* START Records supplied *

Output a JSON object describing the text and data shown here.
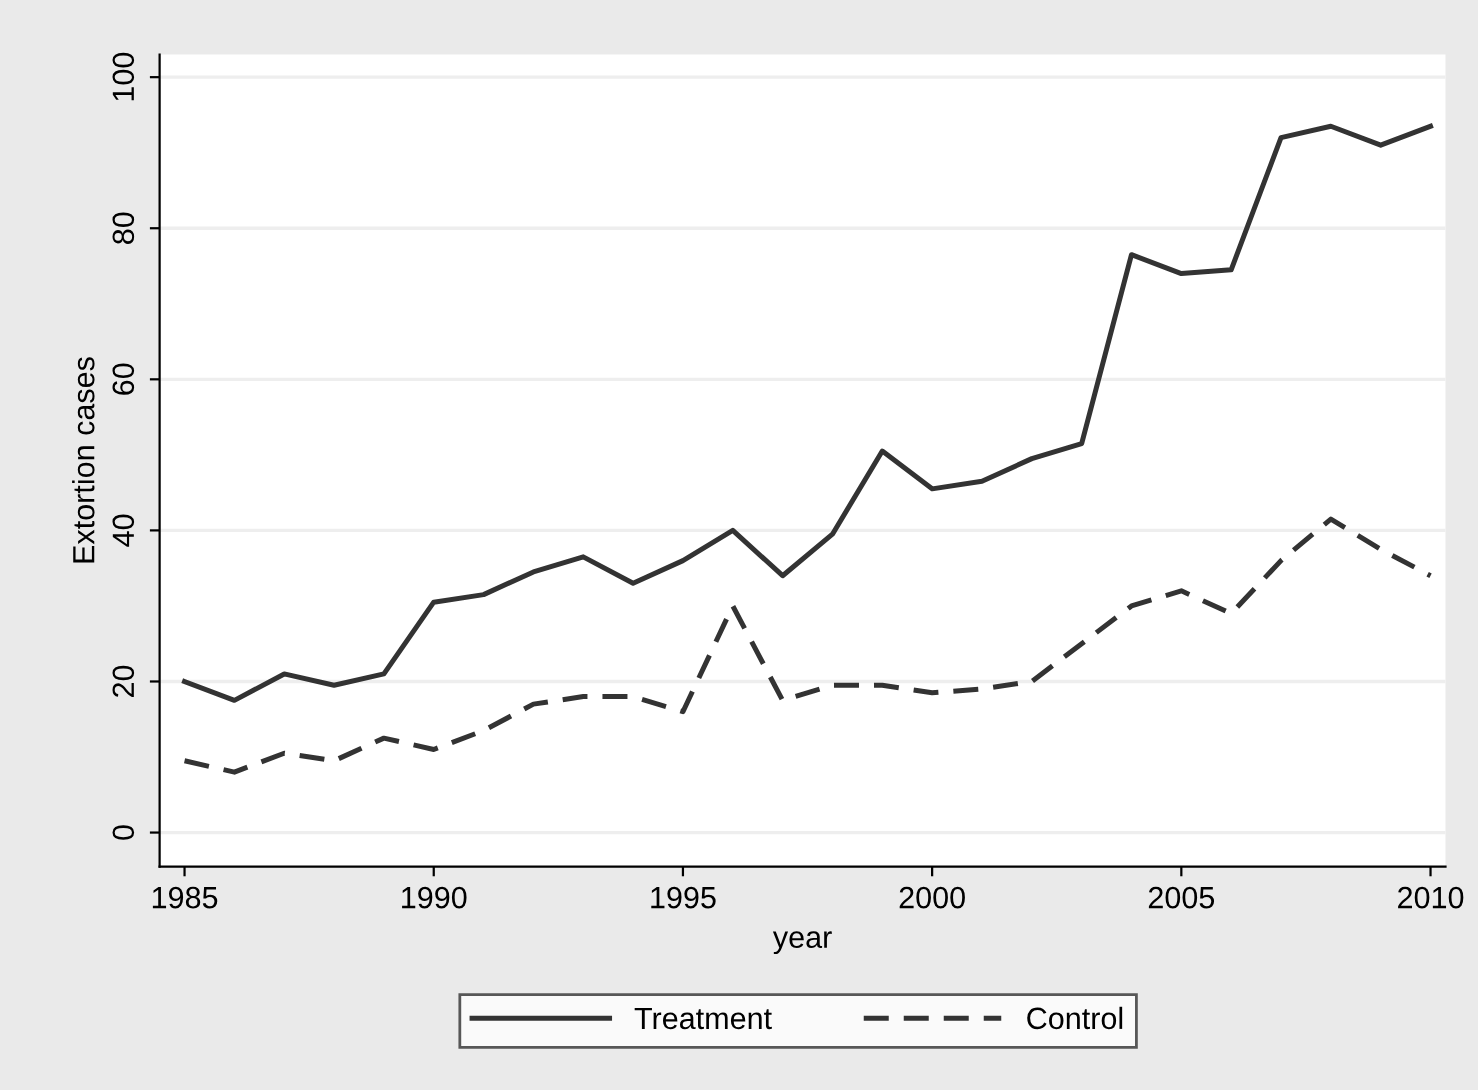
{
  "chart_data": {
    "type": "line",
    "xlabel": "year",
    "ylabel": "Extortion cases",
    "x": [
      1985,
      1986,
      1987,
      1988,
      1989,
      1990,
      1991,
      1992,
      1993,
      1994,
      1995,
      1996,
      1997,
      1998,
      1999,
      2000,
      2001,
      2002,
      2003,
      2004,
      2005,
      2006,
      2007,
      2008,
      2009,
      2010
    ],
    "series": [
      {
        "name": "Treatment",
        "color": "#333333",
        "line_style": "solid",
        "values": [
          20,
          17.5,
          21,
          19.5,
          21,
          30.5,
          31.5,
          34.5,
          36.5,
          33,
          36,
          40,
          34,
          39.5,
          50.5,
          45.5,
          46.5,
          49.5,
          51.5,
          76.5,
          74,
          74.5,
          92,
          93.5,
          91,
          93.5
        ]
      },
      {
        "name": "Control",
        "color": "#333333",
        "line_style": "dashed",
        "values": [
          9.5,
          8,
          10.5,
          9.5,
          12.5,
          11,
          13.5,
          17,
          18,
          18,
          16,
          30,
          17.5,
          19.5,
          19.5,
          18.5,
          19,
          20,
          25,
          30,
          32,
          29,
          36,
          41.5,
          37.5,
          34
        ]
      }
    ],
    "xlim": [
      1984.5,
      2010.3
    ],
    "xticks": [
      1985,
      1990,
      1995,
      2000,
      2005,
      2010
    ],
    "ylim": [
      -4.5,
      103
    ],
    "yticks": [
      0,
      20,
      40,
      60,
      80,
      100
    ],
    "grid": "y",
    "legend": "bottom",
    "marker": "none"
  }
}
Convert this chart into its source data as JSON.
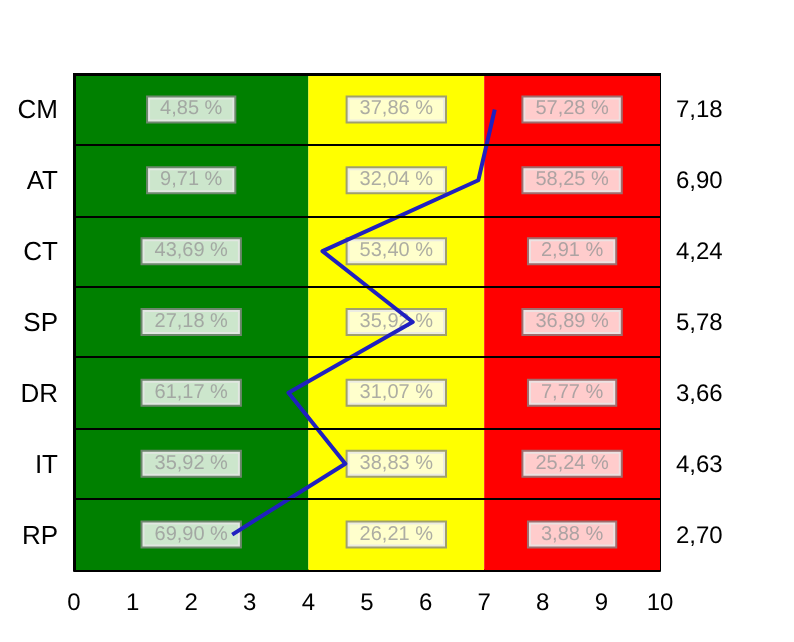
{
  "chart_data": {
    "type": "line",
    "orientation": "horizontal",
    "categories": [
      "CM",
      "AT",
      "CT",
      "SP",
      "DR",
      "IT",
      "RP"
    ],
    "series": [
      {
        "color": "#2020c0",
        "values": [
          7.18,
          6.9,
          4.24,
          5.78,
          3.66,
          4.63,
          2.7
        ],
        "value_labels": [
          "7,18",
          "6,90",
          "4,24",
          "5,78",
          "3,66",
          "4,63",
          "2,70"
        ]
      }
    ],
    "xlim": [
      0,
      10
    ],
    "xticks": [
      0,
      1,
      2,
      3,
      4,
      5,
      6,
      7,
      8,
      9,
      10
    ],
    "marker": "none",
    "grid": "y",
    "bands": [
      {
        "axis": "x",
        "from": 0,
        "to": 4,
        "color": "#008000"
      },
      {
        "axis": "x",
        "from": 4,
        "to": 7,
        "color": "#ffff00"
      },
      {
        "axis": "x",
        "from": 7,
        "to": 10,
        "color": "#ff0000"
      }
    ],
    "annotations": [
      "4,85 %",
      "37,86 %",
      "57,28 %",
      "9,71 %",
      "32,04 %",
      "58,25 %",
      "43,69 %",
      "53,40 %",
      "2,91 %",
      "27,18 %",
      "35,92 %",
      "36,89 %",
      "61,17 %",
      "31,07 %",
      "7,77 %",
      "35,92 %",
      "38,83 %",
      "25,24 %",
      "69,90 %",
      "26,21 %",
      "3,88 %"
    ]
  }
}
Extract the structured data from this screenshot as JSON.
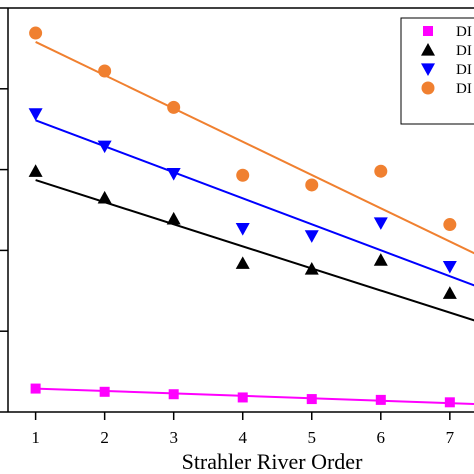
{
  "chart_data": {
    "type": "scatter",
    "xlabel": "Strahler River Order",
    "ylabel": "",
    "x_ticks": [
      "1",
      "2",
      "3",
      "4",
      "5",
      "6",
      "7"
    ],
    "xlim": [
      0.6,
      7.35
    ],
    "ylim": [
      0,
      5
    ],
    "y_tick_count": 6,
    "grid": false,
    "legend_position": "top-right",
    "series": [
      {
        "name": "DI",
        "marker": "square",
        "color": "#ff00ff",
        "x": [
          1,
          2,
          3,
          4,
          5,
          6,
          7
        ],
        "y": [
          0.29,
          0.25,
          0.22,
          0.18,
          0.16,
          0.15,
          0.12
        ],
        "trend": [
          0.29,
          0.11
        ]
      },
      {
        "name": "DI",
        "marker": "triangle-up",
        "color": "#000000",
        "x": [
          1,
          2,
          3,
          4,
          5,
          6,
          7
        ],
        "y": [
          2.98,
          2.65,
          2.39,
          1.84,
          1.77,
          1.88,
          1.47
        ],
        "trend": [
          2.87,
          1.23
        ]
      },
      {
        "name": "DI",
        "marker": "triangle-down",
        "color": "#0000ff",
        "x": [
          1,
          2,
          3,
          4,
          5,
          6,
          7
        ],
        "y": [
          3.69,
          3.29,
          2.95,
          2.27,
          2.18,
          2.34,
          1.8
        ],
        "trend": [
          3.61,
          1.68
        ]
      },
      {
        "name": "DI",
        "marker": "circle",
        "color": "#f08030",
        "x": [
          1,
          2,
          3,
          4,
          5,
          6,
          7
        ],
        "y": [
          4.69,
          4.22,
          3.77,
          2.93,
          2.81,
          2.98,
          2.32
        ],
        "trend": [
          4.58,
          2.11
        ]
      }
    ]
  }
}
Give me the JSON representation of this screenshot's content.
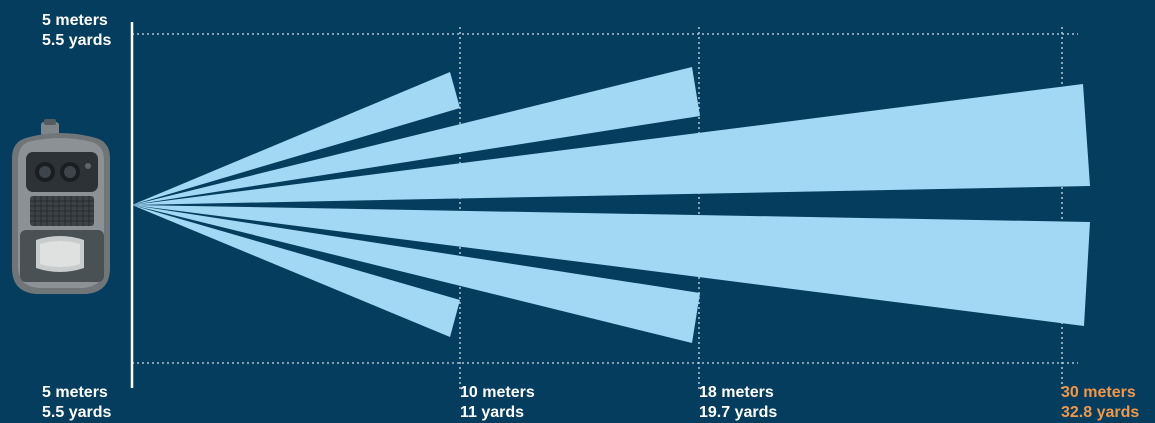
{
  "colors": {
    "background": "#053d5e",
    "beam": "#a3d8f4",
    "axis": "#ffffff",
    "guide": "#d0dde6",
    "label": "#ffffff",
    "highlight_label": "#f0974a"
  },
  "icons": {
    "sensor": "motion-sensor-camera-icon"
  },
  "labels": {
    "top_left": {
      "meters": "5 meters",
      "yards": "5.5 yards"
    },
    "bottom_left": {
      "meters": "5 meters",
      "yards": "5.5 yards"
    },
    "mark_10": {
      "meters": "10 meters",
      "yards": "11 yards"
    },
    "mark_18": {
      "meters": "18 meters",
      "yards": "19.7 yards"
    },
    "mark_30": {
      "meters": "30 meters",
      "yards": "32.8 yards"
    }
  },
  "detection": {
    "distances_m": [
      10,
      18,
      30
    ],
    "beams": [
      {
        "reach_m": 10,
        "side": "upper"
      },
      {
        "reach_m": 18,
        "side": "upper"
      },
      {
        "reach_m": 30,
        "side": "upper"
      },
      {
        "reach_m": 30,
        "side": "lower"
      },
      {
        "reach_m": 18,
        "side": "lower"
      },
      {
        "reach_m": 10,
        "side": "lower"
      }
    ]
  }
}
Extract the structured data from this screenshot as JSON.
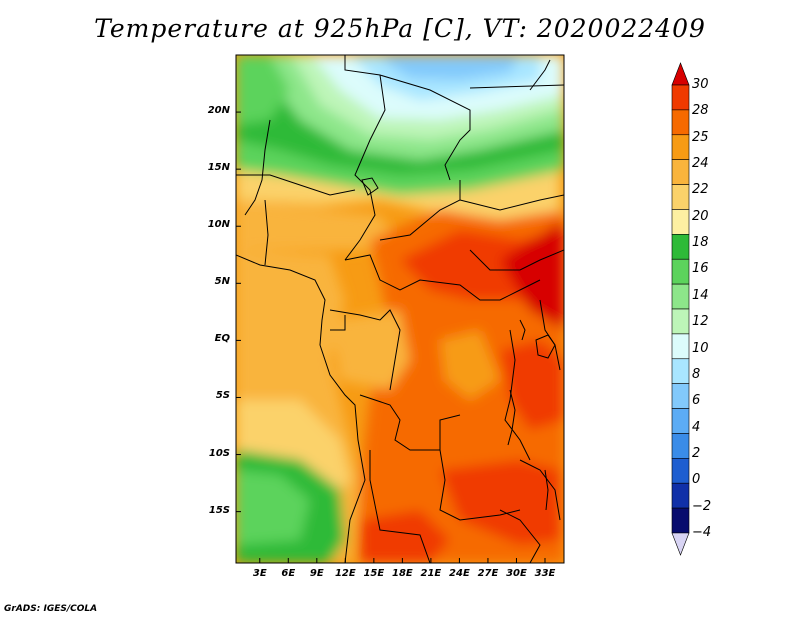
{
  "title": "Temperature at 925hPa [C], VT: 2020022409",
  "credit": "GrADS: IGES/COLA",
  "map": {
    "lat_ticks": [
      {
        "label": "20N",
        "value": 20
      },
      {
        "label": "15N",
        "value": 15
      },
      {
        "label": "10N",
        "value": 10
      },
      {
        "label": "5N",
        "value": 5
      },
      {
        "label": "EQ",
        "value": 0
      },
      {
        "label": "5S",
        "value": -5
      },
      {
        "label": "10S",
        "value": -10
      },
      {
        "label": "15S",
        "value": -15
      }
    ],
    "lon_ticks": [
      {
        "label": "3E",
        "value": 3
      },
      {
        "label": "6E",
        "value": 6
      },
      {
        "label": "9E",
        "value": 9
      },
      {
        "label": "12E",
        "value": 12
      },
      {
        "label": "15E",
        "value": 15
      },
      {
        "label": "18E",
        "value": 18
      },
      {
        "label": "21E",
        "value": 21
      },
      {
        "label": "24E",
        "value": 24
      },
      {
        "label": "27E",
        "value": 27
      },
      {
        "label": "30E",
        "value": 30
      },
      {
        "label": "33E",
        "value": 33
      }
    ],
    "lat_range": [
      -19.5,
      25
    ],
    "lon_range": [
      0.5,
      35
    ]
  },
  "colorbar": {
    "levels": [
      {
        "label": "30",
        "value": 30
      },
      {
        "label": "28",
        "value": 28
      },
      {
        "label": "25",
        "value": 25
      },
      {
        "label": "24",
        "value": 24
      },
      {
        "label": "22",
        "value": 22
      },
      {
        "label": "20",
        "value": 20
      },
      {
        "label": "18",
        "value": 18
      },
      {
        "label": "16",
        "value": 16
      },
      {
        "label": "14",
        "value": 14
      },
      {
        "label": "12",
        "value": 12
      },
      {
        "label": "10",
        "value": 10
      },
      {
        "label": "8",
        "value": 8
      },
      {
        "label": "6",
        "value": 6
      },
      {
        "label": "4",
        "value": 4
      },
      {
        "label": "2",
        "value": 2
      },
      {
        "label": "0",
        "value": 0
      },
      {
        "label": "−2",
        "value": -2
      },
      {
        "label": "−4",
        "value": -4
      }
    ],
    "colors": [
      "#d70000",
      "#f03a00",
      "#f66a00",
      "#f79b14",
      "#f9b43c",
      "#fbd26a",
      "#fdf0a2",
      "#2eba38",
      "#5cd35c",
      "#8de68a",
      "#bdf5b8",
      "#dcfcfc",
      "#a9e6ff",
      "#82c9fb",
      "#5cacf5",
      "#3a8ce8",
      "#1e5ed0",
      "#1030a8",
      "#080c6e"
    ],
    "top_color": "#d70000",
    "bottom_color": "#d8d4f4"
  }
}
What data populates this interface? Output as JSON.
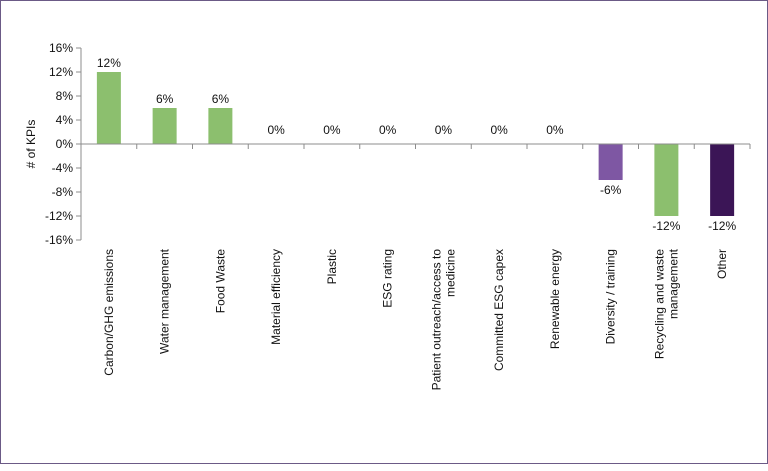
{
  "chart_data": {
    "type": "bar",
    "title": "",
    "xlabel": "",
    "ylabel": "# of KPIs",
    "ylim": [
      -16,
      16
    ],
    "yticks": [
      16,
      12,
      8,
      4,
      0,
      -4,
      -8,
      -12,
      -16
    ],
    "ytick_labels": [
      "16%",
      "12%",
      "8%",
      "4%",
      "0%",
      "-4%",
      "-8%",
      "-12%",
      "-16%"
    ],
    "grid": false,
    "categories": [
      [
        "Carbon/GHG emissions"
      ],
      [
        "Water management"
      ],
      [
        "Food Waste"
      ],
      [
        "Material efficiency"
      ],
      [
        "Plastic"
      ],
      [
        "ESG rating"
      ],
      [
        "Patient outreach/access to",
        "medicine"
      ],
      [
        "Committed ESG capex"
      ],
      [
        "Renewable energy"
      ],
      [
        "Diversity / training"
      ],
      [
        "Recycling and waste",
        "management"
      ],
      [
        "Other"
      ]
    ],
    "values": [
      12,
      6,
      6,
      0,
      0,
      0,
      0,
      0,
      0,
      -6,
      -12,
      -12
    ],
    "data_labels": [
      "12%",
      "6%",
      "6%",
      "0%",
      "0%",
      "0%",
      "0%",
      "0%",
      "0%",
      "-6%",
      "-12%",
      "-12%"
    ],
    "bar_colors": [
      "#8cbf6e",
      "#8cbf6e",
      "#8cbf6e",
      "#8cbf6e",
      "#8cbf6e",
      "#8cbf6e",
      "#8cbf6e",
      "#8cbf6e",
      "#8cbf6e",
      "#7e57a3",
      "#8cbf6e",
      "#3b1556"
    ]
  }
}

* END Records supplied *

:: Goal ::
Extract precisely the lines beginning at the line containing "What data populates" and ending at the last line of the entries above, exactly as written and with no pictures.

:: Task result ::
What data populates this interface? Output as JSON.
{
  "chart_data": {
    "type": "bar",
    "title": "",
    "xlabel": "",
    "ylabel": "# of KPIs",
    "ylim": [
      -16,
      16
    ],
    "yticks": [
      16,
      12,
      8,
      4,
      0,
      -4,
      -8,
      -12,
      -16
    ],
    "ytick_labels": [
      "16%",
      "12%",
      "8%",
      "4%",
      "0%",
      "-4%",
      "-8%",
      "-12%",
      "-16%"
    ],
    "grid": false,
    "categories": [
      [
        "Carbon/GHG emissions"
      ],
      [
        "Water management"
      ],
      [
        "Food Waste"
      ],
      [
        "Material efficiency"
      ],
      [
        "Plastic"
      ],
      [
        "ESG rating"
      ],
      [
        "Patient outreach/access to",
        "medicine"
      ],
      [
        "Committed ESG capex"
      ],
      [
        "Renewable energy"
      ],
      [
        "Diversity / training"
      ],
      [
        "Recycling and waste",
        "management"
      ],
      [
        "Other"
      ]
    ],
    "values": [
      12,
      6,
      6,
      0,
      0,
      0,
      0,
      0,
      0,
      -6,
      -12,
      -12
    ],
    "data_labels": [
      "12%",
      "6%",
      "6%",
      "0%",
      "0%",
      "0%",
      "0%",
      "0%",
      "0%",
      "-6%",
      "-12%",
      "-12%"
    ],
    "bar_colors": [
      "#8cbf6e",
      "#8cbf6e",
      "#8cbf6e",
      "#8cbf6e",
      "#8cbf6e",
      "#8cbf6e",
      "#8cbf6e",
      "#8cbf6e",
      "#8cbf6e",
      "#7e57a3",
      "#8cbf6e",
      "#3b1556"
    ]
  }
}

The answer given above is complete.